> THE PROBLEM
Reproduce the records below exactly as they appear.

> DATASET
+-------+
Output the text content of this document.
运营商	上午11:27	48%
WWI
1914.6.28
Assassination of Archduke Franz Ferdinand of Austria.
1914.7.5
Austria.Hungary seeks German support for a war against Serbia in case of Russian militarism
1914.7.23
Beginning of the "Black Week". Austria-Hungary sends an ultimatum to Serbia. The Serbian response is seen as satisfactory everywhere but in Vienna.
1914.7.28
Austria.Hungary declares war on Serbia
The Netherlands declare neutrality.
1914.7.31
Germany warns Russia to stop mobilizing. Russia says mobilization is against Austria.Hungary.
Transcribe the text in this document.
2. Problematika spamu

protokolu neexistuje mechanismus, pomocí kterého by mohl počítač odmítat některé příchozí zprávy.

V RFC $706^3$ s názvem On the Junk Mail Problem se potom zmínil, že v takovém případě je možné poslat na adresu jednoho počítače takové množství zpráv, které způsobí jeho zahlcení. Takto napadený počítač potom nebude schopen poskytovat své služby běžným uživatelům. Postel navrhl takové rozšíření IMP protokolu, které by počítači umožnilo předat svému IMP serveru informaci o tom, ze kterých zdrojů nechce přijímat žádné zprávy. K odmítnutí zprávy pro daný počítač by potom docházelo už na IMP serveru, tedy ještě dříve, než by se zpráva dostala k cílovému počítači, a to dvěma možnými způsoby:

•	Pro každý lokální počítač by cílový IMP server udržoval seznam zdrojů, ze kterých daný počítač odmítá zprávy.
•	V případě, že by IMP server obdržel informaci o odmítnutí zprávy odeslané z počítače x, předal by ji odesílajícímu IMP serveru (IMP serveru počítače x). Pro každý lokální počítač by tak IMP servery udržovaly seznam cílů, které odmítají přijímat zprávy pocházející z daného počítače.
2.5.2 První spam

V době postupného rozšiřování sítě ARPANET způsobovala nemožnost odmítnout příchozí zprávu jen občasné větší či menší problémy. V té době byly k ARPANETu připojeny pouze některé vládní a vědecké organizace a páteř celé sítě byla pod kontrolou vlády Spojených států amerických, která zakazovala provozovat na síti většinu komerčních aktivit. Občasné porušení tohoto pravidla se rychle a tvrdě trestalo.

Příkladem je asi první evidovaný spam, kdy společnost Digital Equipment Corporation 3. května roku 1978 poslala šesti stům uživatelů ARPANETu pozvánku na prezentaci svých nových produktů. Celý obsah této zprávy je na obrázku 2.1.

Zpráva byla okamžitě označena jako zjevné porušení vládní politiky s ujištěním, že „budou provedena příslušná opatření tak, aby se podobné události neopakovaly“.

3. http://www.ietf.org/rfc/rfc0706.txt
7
+-------+
> WRITTEN ANSWER
Output the text content of this document.
运营商	上午11:27	48%
WWI
1914.6.28
Assassination of Archduke Franz Ferdinand of Austria.
1914.7.5
Austria.Hungary seeks German support for a war against Serbia in case of Russian militarism
1914.7.23
Beginning of the "Black Week". Austria-Hungary sends an ultimatum to Serbia. The Serbian response is seen as satisfactory everywhere but in Vienna.
1914.7.28
Austria.Hungary declares war on Serbia
The Netherlands declare neutrality.
1914.7.31
Germany warns Russia to stop mobilizing. Russia says mobilization is against Austria.Hungary.
Transcribe the text in this document.
2. Problematika spamu

protokolu neexistuje mechanismus, pomocí kterého by mohl počítač odmítat některé příchozí zprávy.

V RFC $706^3$ s názvem On the Junk Mail Problem se potom zmínil, že v takovém případě je možné poslat na adresu jednoho počítače takové množství zpráv, které způsobí jeho zahlcení. Takto napadený počítač potom nebude schopen poskytovat své služby běžným uživatelům. Postel navrhl takové rozšíření IMP protokolu, které by počítači umožnilo předat svému IMP serveru informaci o tom, ze kterých zdrojů nechce přijímat žádné zprávy. K odmítnutí zprávy pro daný počítač by potom docházelo už na IMP serveru, tedy ještě dříve, než by se zpráva dostala k cílovému počítači, a to dvěma možnými způsoby:

•	Pro každý lokální počítač by cílový IMP server udržoval seznam zdrojů, ze kterých daný počítač odmítá zprávy.
•	V případě, že by IMP server obdržel informaci o odmítnutí zprávy odeslané z počítače x, předal by ji odesílajícímu IMP serveru (IMP serveru počítače x). Pro každý lokální počítač by tak IMP servery udržovaly seznam cílů, které odmítají přijímat zprávy pocházející z daného počítače.
2.5.2 První spam

V době postupného rozšiřování sítě ARPANET způsobovala nemožnost odmítnout příchozí zprávu jen občasné větší či menší problémy. V té době byly k ARPANETu připojeny pouze některé vládní a vědecké organizace a páteř celé sítě byla pod kontrolou vlády Spojených států amerických, která zakazovala provozovat na síti většinu komerčních aktivit. Občasné porušení tohoto pravidla se rychle a tvrdě trestalo.

Příkladem je asi první evidovaný spam, kdy společnost Digital Equipment Corporation 3. května roku 1978 poslala šesti stům uživatelů ARPANETu pozvánku na prezentaci svých nových produktů. Celý obsah této zprávy je na obrázku 2.1.

Zpráva byla okamžitě označena jako zjevné porušení vládní politiky s ujištěním, že „budou provedena příslušná opatření tak, aby se podobné události neopakovaly“.

3. http://www.ietf.org/rfc/rfc0706.txt
7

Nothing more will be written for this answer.